Pull out from the material below all lines with "values".
....................
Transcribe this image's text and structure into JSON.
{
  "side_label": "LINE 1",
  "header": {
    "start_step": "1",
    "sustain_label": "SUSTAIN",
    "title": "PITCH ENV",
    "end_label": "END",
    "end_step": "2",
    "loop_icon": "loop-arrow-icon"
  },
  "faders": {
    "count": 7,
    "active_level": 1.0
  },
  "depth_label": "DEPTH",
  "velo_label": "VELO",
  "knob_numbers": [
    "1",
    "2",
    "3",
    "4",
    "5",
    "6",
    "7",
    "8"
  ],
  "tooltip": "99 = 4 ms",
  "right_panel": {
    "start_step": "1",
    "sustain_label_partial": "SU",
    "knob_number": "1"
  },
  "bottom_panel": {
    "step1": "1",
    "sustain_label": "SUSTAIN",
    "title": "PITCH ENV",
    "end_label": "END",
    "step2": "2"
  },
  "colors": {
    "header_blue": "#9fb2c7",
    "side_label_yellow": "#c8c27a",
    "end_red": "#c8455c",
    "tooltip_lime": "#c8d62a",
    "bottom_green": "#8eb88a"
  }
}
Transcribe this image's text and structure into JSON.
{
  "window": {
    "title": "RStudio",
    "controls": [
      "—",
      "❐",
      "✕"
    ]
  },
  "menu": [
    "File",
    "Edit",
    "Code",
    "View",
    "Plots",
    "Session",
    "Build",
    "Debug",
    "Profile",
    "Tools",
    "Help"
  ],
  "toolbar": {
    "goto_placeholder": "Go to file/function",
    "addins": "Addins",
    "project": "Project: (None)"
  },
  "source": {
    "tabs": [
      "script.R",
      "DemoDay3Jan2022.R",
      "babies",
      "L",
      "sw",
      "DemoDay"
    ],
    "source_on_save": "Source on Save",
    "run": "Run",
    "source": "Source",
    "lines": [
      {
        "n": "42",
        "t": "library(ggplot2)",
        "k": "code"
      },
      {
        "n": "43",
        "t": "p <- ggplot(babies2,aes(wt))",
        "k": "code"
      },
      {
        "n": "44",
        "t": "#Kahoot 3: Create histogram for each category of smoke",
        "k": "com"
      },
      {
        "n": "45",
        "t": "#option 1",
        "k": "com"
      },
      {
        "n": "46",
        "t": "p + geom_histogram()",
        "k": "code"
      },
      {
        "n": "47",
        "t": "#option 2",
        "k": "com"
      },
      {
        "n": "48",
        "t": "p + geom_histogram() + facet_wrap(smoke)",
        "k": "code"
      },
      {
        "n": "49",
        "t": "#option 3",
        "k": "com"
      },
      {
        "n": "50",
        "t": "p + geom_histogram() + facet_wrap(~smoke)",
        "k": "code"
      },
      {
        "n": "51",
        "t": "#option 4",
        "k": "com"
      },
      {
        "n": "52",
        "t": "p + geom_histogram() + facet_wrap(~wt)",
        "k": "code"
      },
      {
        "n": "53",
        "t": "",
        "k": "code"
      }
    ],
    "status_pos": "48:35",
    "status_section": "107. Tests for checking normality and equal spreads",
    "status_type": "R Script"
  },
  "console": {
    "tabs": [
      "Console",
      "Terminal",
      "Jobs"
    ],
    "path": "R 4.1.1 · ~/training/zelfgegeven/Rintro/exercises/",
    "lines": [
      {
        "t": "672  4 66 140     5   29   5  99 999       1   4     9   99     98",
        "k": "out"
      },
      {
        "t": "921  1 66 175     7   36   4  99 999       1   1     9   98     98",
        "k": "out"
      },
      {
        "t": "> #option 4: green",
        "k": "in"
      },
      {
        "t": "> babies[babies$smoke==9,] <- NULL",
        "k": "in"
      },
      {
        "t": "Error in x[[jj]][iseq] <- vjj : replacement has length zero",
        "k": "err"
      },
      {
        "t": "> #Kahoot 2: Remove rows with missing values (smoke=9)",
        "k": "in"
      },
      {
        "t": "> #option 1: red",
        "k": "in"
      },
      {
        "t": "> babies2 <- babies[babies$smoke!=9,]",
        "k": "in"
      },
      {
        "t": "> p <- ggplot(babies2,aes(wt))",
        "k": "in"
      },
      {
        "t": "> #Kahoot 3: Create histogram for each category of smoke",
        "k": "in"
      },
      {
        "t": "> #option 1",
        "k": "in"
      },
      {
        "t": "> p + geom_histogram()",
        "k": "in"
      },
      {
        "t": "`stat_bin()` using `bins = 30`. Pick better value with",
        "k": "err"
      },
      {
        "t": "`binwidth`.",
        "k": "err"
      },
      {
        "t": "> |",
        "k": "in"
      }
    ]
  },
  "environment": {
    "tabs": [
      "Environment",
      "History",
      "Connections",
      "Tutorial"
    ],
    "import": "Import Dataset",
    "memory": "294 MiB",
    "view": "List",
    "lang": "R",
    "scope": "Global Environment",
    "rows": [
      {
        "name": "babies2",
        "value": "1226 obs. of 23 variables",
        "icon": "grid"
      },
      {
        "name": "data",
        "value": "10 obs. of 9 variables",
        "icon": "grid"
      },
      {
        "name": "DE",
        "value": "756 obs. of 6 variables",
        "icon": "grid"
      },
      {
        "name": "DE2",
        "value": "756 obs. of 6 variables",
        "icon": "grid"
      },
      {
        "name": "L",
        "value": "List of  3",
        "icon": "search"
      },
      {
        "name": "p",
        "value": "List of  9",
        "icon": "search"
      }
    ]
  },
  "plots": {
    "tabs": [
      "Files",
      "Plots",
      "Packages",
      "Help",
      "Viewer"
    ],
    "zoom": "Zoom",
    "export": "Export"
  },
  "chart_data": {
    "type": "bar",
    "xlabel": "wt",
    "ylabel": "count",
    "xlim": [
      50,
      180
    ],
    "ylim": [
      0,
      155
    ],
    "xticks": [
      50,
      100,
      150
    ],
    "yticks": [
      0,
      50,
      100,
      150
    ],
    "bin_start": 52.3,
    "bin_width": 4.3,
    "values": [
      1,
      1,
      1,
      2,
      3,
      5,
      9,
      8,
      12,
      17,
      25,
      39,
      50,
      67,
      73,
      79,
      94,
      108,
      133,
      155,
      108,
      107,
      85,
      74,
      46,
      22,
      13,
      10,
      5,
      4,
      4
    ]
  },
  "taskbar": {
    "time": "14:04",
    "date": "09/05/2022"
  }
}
....................
Answer to the task.
        "t": "> #Kahoot 2: Remove rows with missing values (smoke=9)",
    "values": [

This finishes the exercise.